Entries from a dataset
— START —

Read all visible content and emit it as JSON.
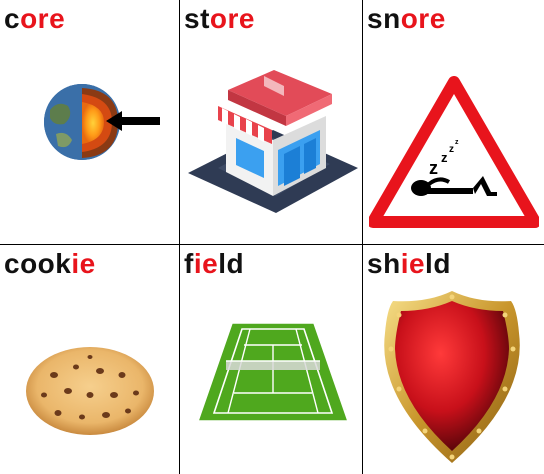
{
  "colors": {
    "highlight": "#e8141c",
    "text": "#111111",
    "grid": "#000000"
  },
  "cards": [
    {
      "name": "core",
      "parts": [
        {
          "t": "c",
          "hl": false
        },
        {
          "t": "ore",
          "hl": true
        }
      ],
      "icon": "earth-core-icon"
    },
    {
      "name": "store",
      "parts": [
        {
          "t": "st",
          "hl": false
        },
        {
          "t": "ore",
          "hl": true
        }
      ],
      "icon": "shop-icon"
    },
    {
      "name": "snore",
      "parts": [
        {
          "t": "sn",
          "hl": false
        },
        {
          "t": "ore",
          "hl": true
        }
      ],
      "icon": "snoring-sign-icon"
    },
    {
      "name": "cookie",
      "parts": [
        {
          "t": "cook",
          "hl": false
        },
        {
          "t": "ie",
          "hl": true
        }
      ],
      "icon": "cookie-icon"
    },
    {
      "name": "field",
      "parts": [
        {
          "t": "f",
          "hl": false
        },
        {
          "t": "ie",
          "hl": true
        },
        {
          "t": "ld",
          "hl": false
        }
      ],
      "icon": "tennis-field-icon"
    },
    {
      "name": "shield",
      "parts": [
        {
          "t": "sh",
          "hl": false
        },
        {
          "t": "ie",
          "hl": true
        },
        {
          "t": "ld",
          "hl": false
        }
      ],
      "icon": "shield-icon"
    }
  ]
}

— END —

_Job_
Leave out all pictures, then copy the remaining material exactly.

_Exercise solution_
Read all visible content and emit it as JSON.
{
  "colors": {
    "highlight": "#e8141c",
    "text": "#111111",
    "grid": "#000000"
  },
  "cards": [
    {
      "name": "core",
      "parts": [
        {
          "t": "c",
          "hl": false
        },
        {
          "t": "ore",
          "hl": true
        }
      ],
      "icon": "earth-core-icon"
    },
    {
      "name": "store",
      "parts": [
        {
          "t": "st",
          "hl": false
        },
        {
          "t": "ore",
          "hl": true
        }
      ],
      "icon": "shop-icon"
    },
    {
      "name": "snore",
      "parts": [
        {
          "t": "sn",
          "hl": false
        },
        {
          "t": "ore",
          "hl": true
        }
      ],
      "icon": "snoring-sign-icon"
    },
    {
      "name": "cookie",
      "parts": [
        {
          "t": "cook",
          "hl": false
        },
        {
          "t": "ie",
          "hl": true
        }
      ],
      "icon": "cookie-icon"
    },
    {
      "name": "field",
      "parts": [
        {
          "t": "f",
          "hl": false
        },
        {
          "t": "ie",
          "hl": true
        },
        {
          "t": "ld",
          "hl": false
        }
      ],
      "icon": "tennis-field-icon"
    },
    {
      "name": "shield",
      "parts": [
        {
          "t": "sh",
          "hl": false
        },
        {
          "t": "ie",
          "hl": true
        },
        {
          "t": "ld",
          "hl": false
        }
      ],
      "icon": "shield-icon"
    }
  ]
}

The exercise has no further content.